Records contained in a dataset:
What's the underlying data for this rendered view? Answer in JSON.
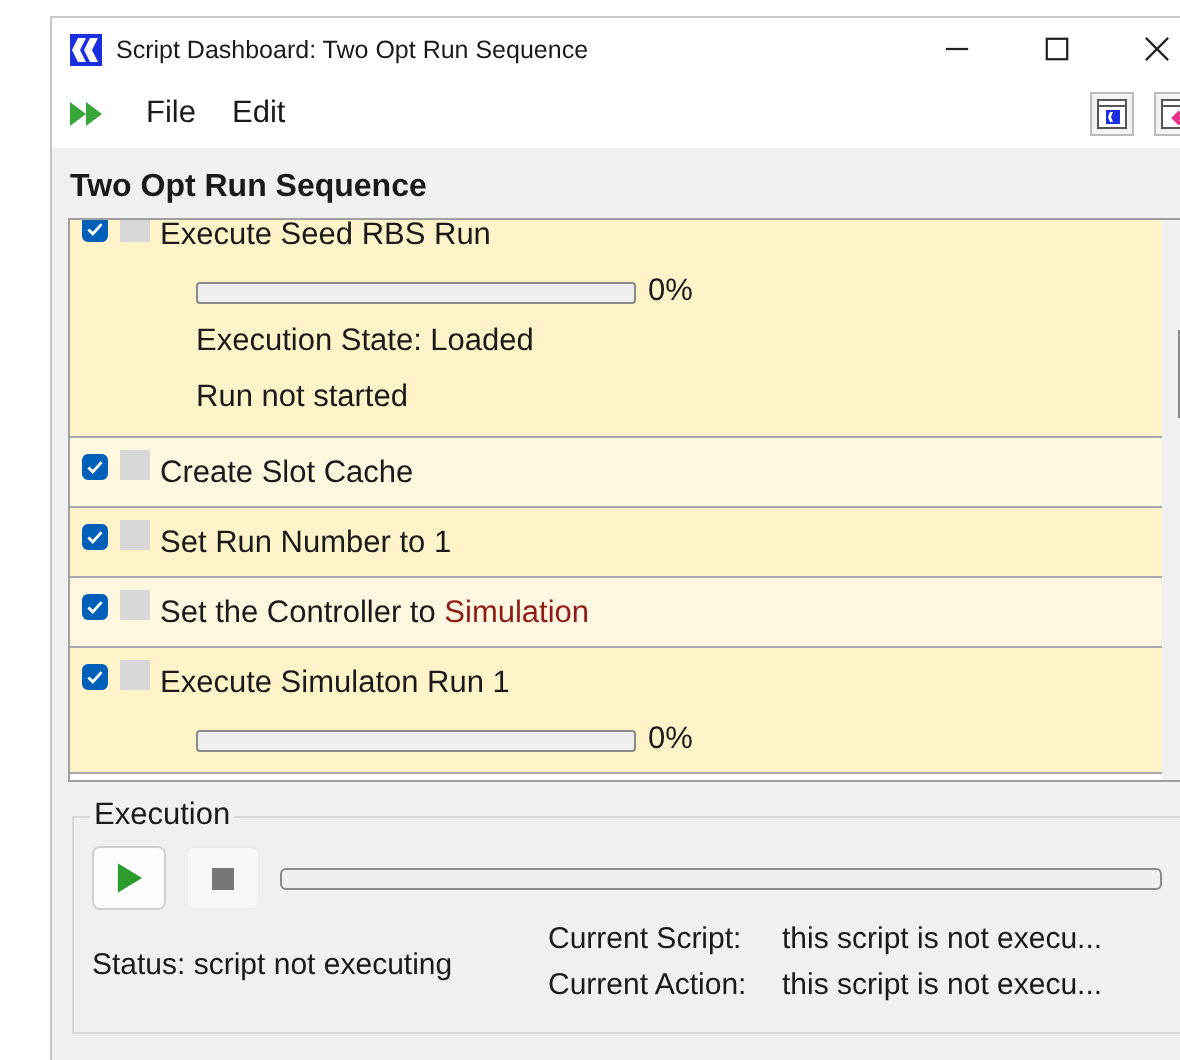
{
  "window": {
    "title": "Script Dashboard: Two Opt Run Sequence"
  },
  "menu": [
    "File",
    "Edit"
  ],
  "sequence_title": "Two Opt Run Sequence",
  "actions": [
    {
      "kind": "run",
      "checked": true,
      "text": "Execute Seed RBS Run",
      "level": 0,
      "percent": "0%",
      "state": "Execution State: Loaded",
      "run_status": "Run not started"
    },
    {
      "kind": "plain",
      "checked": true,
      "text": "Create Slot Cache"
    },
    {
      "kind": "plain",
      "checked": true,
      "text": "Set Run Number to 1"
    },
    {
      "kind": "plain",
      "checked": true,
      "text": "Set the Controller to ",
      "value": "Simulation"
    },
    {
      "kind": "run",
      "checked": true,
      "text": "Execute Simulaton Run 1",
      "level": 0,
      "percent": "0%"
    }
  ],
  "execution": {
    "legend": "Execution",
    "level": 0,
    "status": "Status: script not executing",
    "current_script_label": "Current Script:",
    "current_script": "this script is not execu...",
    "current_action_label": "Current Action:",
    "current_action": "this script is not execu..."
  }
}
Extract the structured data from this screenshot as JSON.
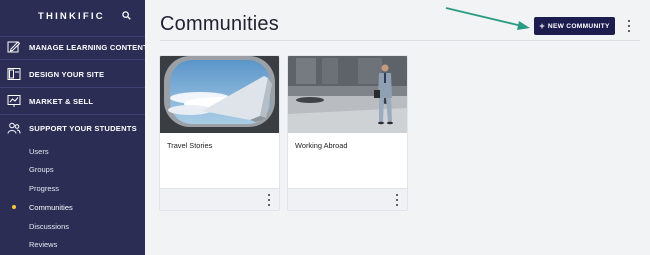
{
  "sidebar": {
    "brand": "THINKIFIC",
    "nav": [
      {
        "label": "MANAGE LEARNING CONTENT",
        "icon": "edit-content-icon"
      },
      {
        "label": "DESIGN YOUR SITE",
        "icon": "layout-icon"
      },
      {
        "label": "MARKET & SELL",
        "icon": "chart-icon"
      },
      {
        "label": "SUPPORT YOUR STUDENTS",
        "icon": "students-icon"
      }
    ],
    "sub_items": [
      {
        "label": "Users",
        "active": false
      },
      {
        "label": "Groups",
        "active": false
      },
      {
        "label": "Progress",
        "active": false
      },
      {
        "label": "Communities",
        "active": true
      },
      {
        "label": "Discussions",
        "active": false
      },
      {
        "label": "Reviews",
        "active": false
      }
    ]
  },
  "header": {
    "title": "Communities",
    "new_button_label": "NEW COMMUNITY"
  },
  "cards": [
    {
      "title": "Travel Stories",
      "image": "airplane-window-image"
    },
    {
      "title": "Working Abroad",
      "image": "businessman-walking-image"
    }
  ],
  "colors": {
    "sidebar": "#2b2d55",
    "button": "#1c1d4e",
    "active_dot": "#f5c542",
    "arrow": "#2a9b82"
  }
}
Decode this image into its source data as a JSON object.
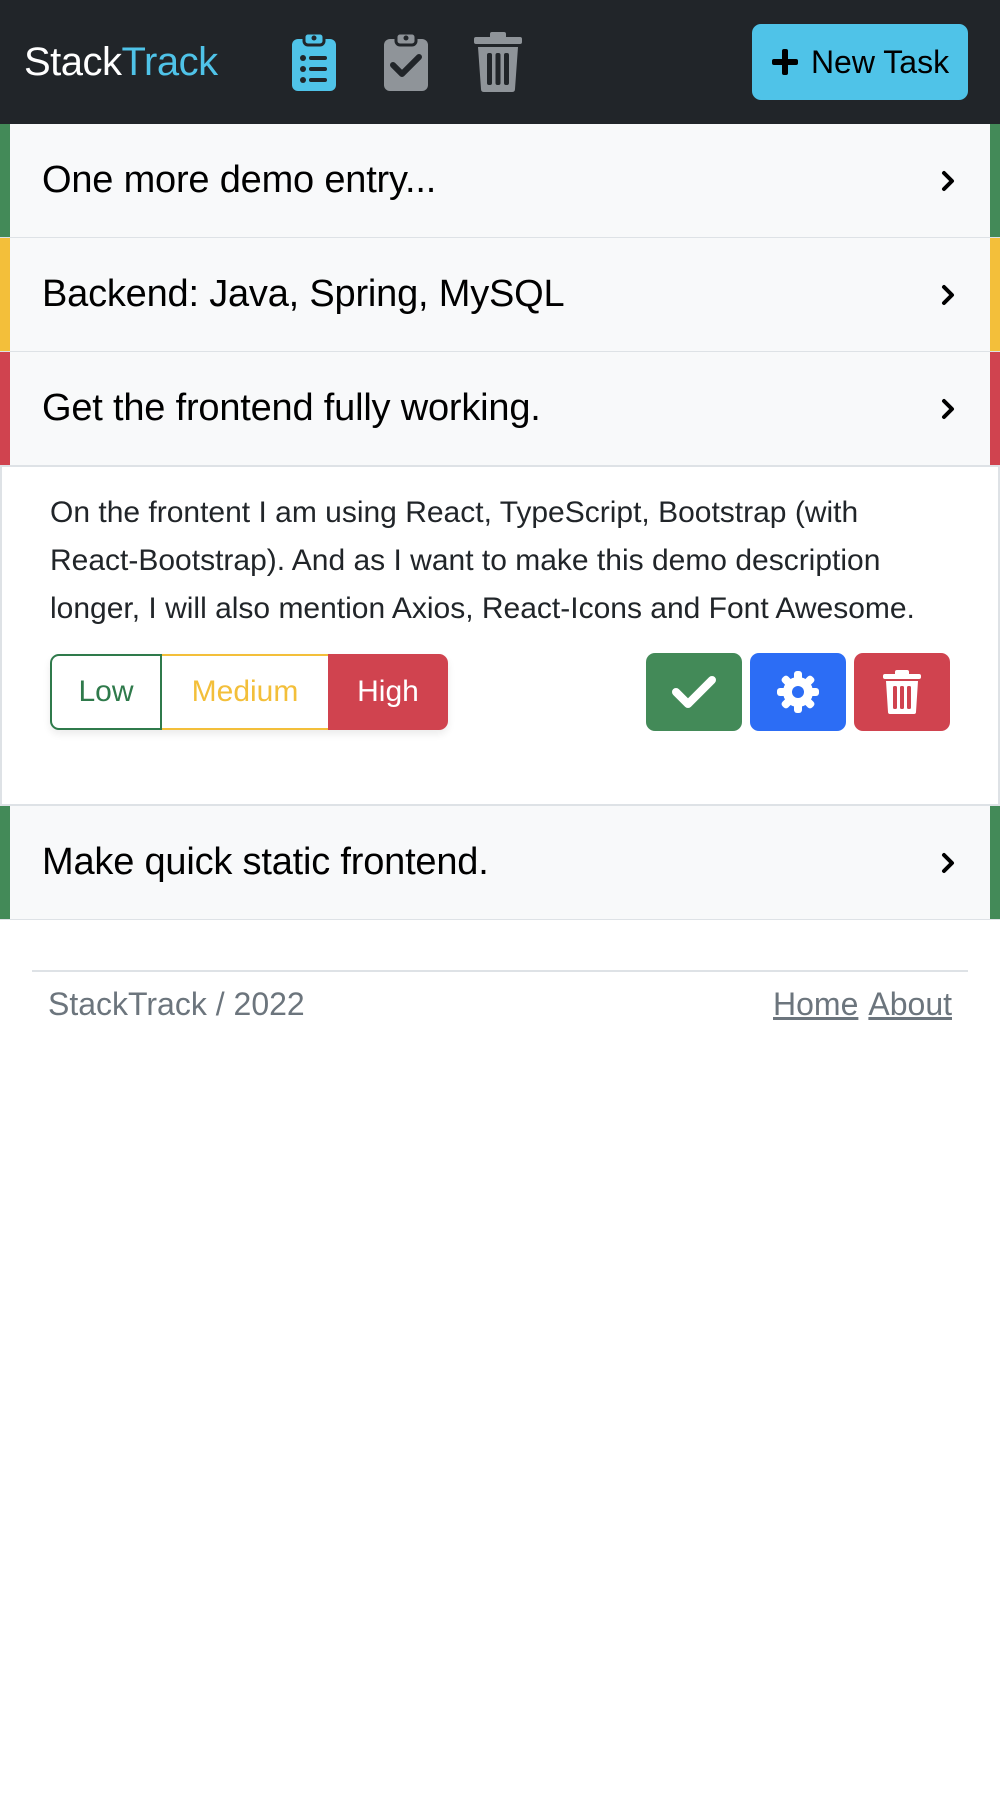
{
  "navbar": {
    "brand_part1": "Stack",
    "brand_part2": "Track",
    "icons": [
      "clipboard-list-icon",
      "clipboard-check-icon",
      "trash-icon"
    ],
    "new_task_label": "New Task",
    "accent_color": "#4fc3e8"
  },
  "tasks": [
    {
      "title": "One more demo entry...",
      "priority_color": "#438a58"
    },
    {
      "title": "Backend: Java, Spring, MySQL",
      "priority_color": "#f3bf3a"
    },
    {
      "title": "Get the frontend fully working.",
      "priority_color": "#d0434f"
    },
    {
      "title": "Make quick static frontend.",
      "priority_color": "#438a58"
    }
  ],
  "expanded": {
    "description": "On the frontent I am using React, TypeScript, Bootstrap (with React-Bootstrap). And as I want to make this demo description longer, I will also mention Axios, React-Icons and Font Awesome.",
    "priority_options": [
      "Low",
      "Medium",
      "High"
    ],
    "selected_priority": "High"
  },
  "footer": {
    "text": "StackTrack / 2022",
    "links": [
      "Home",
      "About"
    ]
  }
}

TASK REQUIREMENTS – The material above holds pictures; copy everything else in it exactly.

COMPLETE OUTPUT –
What's the underlying data for this rendered view? Answer in JSON.
{
  "window": {
    "title": "Script Dashboard: Two Opt Run Sequence"
  },
  "menu": [
    "File",
    "Edit"
  ],
  "sequence_title": "Two Opt Run Sequence",
  "actions": [
    {
      "kind": "run",
      "checked": true,
      "text": "Execute Seed RBS Run",
      "level": 0,
      "percent": "0%",
      "state": "Execution State: Loaded",
      "run_status": "Run not started"
    },
    {
      "kind": "plain",
      "checked": true,
      "text": "Create Slot Cache"
    },
    {
      "kind": "plain",
      "checked": true,
      "text": "Set Run Number to 1"
    },
    {
      "kind": "plain",
      "checked": true,
      "text": "Set the Controller to ",
      "value": "Simulation"
    },
    {
      "kind": "run",
      "checked": true,
      "text": "Execute Simulaton Run 1",
      "level": 0,
      "percent": "0%"
    }
  ],
  "execution": {
    "legend": "Execution",
    "level": 0,
    "status": "Status: script not executing",
    "current_script_label": "Current Script:",
    "current_script": "this script is not execu...",
    "current_action_label": "Current Action:",
    "current_action": "this script is not execu..."
  }
}
Extract the structured data from this screenshot as JSON.
{
  "sidebar": {
    "brand": "THINKIFIC",
    "nav": [
      {
        "label": "MANAGE LEARNING CONTENT",
        "icon": "edit-content-icon"
      },
      {
        "label": "DESIGN YOUR SITE",
        "icon": "layout-icon"
      },
      {
        "label": "MARKET & SELL",
        "icon": "chart-icon"
      },
      {
        "label": "SUPPORT YOUR STUDENTS",
        "icon": "students-icon"
      }
    ],
    "sub_items": [
      {
        "label": "Users",
        "active": false
      },
      {
        "label": "Groups",
        "active": false
      },
      {
        "label": "Progress",
        "active": false
      },
      {
        "label": "Communities",
        "active": true
      },
      {
        "label": "Discussions",
        "active": false
      },
      {
        "label": "Reviews",
        "active": false
      }
    ]
  },
  "header": {
    "title": "Communities",
    "new_button_label": "NEW COMMUNITY"
  },
  "cards": [
    {
      "title": "Travel Stories",
      "image": "airplane-window-image"
    },
    {
      "title": "Working Abroad",
      "image": "businessman-walking-image"
    }
  ],
  "colors": {
    "sidebar": "#2b2d55",
    "button": "#1c1d4e",
    "active_dot": "#f5c542",
    "arrow": "#2a9b82"
  }
}
Decode this image into its source data as a JSON object.
{
  "navbar": {
    "brand_part1": "Stack",
    "brand_part2": "Track",
    "icons": [
      "clipboard-list-icon",
      "clipboard-check-icon",
      "trash-icon"
    ],
    "new_task_label": "New Task",
    "accent_color": "#4fc3e8"
  },
  "tasks": [
    {
      "title": "One more demo entry...",
      "priority_color": "#438a58"
    },
    {
      "title": "Backend: Java, Spring, MySQL",
      "priority_color": "#f3bf3a"
    },
    {
      "title": "Get the frontend fully working.",
      "priority_color": "#d0434f"
    },
    {
      "title": "Make quick static frontend.",
      "priority_color": "#438a58"
    }
  ],
  "expanded": {
    "description": "On the frontent I am using React, TypeScript, Bootstrap (with React-Bootstrap). And as I want to make this demo description longer, I will also mention Axios, React-Icons and Font Awesome.",
    "priority_options": [
      "Low",
      "Medium",
      "High"
    ],
    "selected_priority": "High"
  },
  "footer": {
    "text": "StackTrack / 2022",
    "links": [
      "Home",
      "About"
    ]
  }
}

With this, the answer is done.